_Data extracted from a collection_
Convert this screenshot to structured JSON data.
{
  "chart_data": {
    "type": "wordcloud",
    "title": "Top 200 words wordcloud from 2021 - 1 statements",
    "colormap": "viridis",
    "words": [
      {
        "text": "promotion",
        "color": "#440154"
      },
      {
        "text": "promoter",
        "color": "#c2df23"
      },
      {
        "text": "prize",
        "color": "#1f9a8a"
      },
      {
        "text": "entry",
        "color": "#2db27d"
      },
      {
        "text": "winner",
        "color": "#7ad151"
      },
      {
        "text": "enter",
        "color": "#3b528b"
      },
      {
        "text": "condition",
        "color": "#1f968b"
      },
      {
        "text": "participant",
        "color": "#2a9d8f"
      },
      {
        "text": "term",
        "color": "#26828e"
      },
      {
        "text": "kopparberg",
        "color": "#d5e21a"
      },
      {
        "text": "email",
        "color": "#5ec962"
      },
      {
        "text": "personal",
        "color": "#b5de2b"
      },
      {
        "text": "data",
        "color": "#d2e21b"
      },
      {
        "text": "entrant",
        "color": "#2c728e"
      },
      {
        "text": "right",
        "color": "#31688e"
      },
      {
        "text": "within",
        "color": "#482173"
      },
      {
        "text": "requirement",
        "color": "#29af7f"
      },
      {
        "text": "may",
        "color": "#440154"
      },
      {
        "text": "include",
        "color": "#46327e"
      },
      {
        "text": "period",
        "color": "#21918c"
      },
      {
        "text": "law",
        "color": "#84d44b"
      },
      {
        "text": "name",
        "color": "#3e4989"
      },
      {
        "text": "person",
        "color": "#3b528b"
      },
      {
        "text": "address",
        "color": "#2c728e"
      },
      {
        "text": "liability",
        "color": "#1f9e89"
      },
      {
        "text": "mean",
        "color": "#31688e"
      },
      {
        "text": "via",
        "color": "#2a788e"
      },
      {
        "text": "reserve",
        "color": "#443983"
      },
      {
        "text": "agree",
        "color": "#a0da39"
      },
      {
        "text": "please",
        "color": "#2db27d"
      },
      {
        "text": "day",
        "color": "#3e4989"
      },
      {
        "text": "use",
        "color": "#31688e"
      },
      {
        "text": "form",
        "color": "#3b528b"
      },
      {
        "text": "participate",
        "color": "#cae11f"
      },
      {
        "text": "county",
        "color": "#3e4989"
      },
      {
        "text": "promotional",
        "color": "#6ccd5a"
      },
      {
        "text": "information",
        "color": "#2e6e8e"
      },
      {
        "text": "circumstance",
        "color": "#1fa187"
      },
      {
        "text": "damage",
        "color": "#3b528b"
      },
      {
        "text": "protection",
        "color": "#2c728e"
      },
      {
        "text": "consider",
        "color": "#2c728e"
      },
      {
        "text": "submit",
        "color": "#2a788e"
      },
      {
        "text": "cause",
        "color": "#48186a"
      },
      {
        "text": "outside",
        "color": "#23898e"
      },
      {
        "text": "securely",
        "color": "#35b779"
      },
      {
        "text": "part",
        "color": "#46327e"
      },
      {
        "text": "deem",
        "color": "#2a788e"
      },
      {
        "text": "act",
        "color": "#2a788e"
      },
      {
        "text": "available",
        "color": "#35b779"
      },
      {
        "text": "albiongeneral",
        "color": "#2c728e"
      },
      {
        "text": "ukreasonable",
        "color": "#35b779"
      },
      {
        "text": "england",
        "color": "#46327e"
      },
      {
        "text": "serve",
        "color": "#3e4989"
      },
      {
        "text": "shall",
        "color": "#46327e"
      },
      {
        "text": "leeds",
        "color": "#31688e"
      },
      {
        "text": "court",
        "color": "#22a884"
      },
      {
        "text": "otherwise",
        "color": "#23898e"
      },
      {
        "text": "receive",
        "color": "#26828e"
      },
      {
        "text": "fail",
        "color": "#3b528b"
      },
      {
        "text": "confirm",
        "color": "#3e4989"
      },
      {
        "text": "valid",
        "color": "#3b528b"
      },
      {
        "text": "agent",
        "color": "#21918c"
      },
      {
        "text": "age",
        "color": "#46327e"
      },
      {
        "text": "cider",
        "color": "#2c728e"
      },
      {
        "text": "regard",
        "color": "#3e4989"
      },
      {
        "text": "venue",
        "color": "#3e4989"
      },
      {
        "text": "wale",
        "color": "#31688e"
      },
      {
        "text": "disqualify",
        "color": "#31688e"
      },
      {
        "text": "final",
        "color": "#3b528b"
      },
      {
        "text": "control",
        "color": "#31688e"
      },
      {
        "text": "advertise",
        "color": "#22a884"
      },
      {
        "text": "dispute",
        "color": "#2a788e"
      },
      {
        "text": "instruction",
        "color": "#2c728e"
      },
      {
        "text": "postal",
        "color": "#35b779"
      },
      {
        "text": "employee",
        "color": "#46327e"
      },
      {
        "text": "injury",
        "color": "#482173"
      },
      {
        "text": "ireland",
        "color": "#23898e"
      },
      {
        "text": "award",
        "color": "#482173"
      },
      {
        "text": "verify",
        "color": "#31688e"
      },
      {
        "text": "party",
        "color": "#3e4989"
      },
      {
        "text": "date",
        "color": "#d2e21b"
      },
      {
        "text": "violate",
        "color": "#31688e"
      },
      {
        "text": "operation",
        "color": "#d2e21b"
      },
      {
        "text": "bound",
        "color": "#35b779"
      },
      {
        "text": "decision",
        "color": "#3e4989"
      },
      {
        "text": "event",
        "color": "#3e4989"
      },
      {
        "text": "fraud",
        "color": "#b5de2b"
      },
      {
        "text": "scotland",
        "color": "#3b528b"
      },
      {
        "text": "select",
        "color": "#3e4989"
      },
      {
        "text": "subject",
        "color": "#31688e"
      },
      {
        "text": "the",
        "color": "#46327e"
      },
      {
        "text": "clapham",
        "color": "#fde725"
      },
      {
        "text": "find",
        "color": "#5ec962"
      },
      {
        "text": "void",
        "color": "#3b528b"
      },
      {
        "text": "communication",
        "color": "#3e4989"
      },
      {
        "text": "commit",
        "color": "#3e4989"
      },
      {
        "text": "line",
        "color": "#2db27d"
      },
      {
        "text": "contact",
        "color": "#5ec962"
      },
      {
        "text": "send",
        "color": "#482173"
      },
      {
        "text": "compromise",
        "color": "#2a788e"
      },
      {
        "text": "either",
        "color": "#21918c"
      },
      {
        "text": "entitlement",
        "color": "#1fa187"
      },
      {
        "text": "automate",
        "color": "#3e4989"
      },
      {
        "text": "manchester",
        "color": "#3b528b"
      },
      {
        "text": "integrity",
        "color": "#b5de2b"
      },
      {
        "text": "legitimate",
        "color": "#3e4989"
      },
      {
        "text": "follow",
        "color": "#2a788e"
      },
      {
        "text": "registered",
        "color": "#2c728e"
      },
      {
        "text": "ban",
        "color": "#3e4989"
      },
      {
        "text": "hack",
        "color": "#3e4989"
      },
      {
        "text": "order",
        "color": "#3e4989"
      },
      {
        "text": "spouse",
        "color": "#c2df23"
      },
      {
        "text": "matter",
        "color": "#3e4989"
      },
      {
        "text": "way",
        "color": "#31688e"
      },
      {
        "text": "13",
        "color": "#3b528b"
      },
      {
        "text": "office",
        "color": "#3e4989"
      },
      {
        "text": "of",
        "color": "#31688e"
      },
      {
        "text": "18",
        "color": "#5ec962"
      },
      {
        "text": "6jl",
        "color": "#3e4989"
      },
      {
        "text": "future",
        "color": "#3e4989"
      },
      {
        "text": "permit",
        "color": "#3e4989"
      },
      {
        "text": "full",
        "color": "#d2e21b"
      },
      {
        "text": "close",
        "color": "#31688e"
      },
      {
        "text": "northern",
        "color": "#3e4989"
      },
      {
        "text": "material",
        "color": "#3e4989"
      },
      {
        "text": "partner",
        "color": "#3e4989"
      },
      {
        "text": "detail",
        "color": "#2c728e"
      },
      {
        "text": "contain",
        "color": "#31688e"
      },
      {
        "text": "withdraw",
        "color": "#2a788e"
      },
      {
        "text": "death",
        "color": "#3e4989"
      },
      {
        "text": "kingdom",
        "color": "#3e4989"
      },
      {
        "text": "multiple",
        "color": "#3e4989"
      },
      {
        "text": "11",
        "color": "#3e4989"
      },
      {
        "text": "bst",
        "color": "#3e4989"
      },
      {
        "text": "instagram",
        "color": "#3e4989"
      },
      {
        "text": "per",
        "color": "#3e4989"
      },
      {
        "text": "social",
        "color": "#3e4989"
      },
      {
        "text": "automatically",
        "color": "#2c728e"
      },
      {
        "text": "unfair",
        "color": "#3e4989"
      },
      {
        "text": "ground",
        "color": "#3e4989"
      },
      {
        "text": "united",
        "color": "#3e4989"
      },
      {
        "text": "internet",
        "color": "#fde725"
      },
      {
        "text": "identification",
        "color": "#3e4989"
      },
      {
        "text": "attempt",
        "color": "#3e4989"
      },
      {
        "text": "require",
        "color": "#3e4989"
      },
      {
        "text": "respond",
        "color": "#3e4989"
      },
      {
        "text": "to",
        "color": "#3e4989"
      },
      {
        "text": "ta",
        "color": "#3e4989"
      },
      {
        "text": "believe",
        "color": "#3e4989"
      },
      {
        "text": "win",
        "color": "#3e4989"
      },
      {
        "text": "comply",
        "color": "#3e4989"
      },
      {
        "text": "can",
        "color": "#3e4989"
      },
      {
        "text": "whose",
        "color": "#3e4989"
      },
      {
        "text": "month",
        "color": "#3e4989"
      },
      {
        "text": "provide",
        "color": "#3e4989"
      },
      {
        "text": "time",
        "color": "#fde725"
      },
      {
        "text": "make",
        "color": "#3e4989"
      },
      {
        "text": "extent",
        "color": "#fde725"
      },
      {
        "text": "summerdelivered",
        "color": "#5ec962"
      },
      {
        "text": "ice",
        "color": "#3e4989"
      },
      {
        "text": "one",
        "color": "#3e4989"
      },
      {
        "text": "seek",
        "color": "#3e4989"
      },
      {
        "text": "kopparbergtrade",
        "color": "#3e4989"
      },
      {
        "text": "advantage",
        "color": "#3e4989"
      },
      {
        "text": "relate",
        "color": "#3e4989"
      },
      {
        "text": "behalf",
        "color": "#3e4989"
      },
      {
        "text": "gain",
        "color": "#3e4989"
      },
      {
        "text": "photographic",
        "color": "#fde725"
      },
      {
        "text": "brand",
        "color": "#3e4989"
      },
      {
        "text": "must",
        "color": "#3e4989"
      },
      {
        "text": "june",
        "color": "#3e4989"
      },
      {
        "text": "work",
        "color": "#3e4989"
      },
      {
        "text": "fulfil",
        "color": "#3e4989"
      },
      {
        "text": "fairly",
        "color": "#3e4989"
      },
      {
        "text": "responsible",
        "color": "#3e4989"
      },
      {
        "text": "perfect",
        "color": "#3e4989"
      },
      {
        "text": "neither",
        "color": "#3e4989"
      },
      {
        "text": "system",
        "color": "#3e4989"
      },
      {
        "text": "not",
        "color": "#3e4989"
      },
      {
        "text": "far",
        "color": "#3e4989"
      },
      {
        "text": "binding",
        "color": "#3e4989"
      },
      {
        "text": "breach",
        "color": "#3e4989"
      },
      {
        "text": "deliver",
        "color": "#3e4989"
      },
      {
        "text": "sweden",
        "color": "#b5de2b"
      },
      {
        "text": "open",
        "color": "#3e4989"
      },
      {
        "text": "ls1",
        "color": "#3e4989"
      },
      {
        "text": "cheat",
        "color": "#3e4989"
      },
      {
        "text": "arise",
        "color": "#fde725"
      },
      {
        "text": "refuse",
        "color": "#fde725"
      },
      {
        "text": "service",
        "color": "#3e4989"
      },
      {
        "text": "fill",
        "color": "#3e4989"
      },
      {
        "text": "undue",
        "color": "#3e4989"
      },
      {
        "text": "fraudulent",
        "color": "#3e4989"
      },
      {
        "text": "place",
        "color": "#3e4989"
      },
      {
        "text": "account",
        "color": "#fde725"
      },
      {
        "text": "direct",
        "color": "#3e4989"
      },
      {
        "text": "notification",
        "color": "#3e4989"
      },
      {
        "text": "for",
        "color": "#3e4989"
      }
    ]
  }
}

_AIM OF THE TASK_
Filter the listing above for the string "wordcloud" and copy every matching line.

_SOLUTION FOR THIS EXERCISE_
    "type": "wordcloud",
    "title": "Top 200 words wordcloud from 2021 - 1 statements",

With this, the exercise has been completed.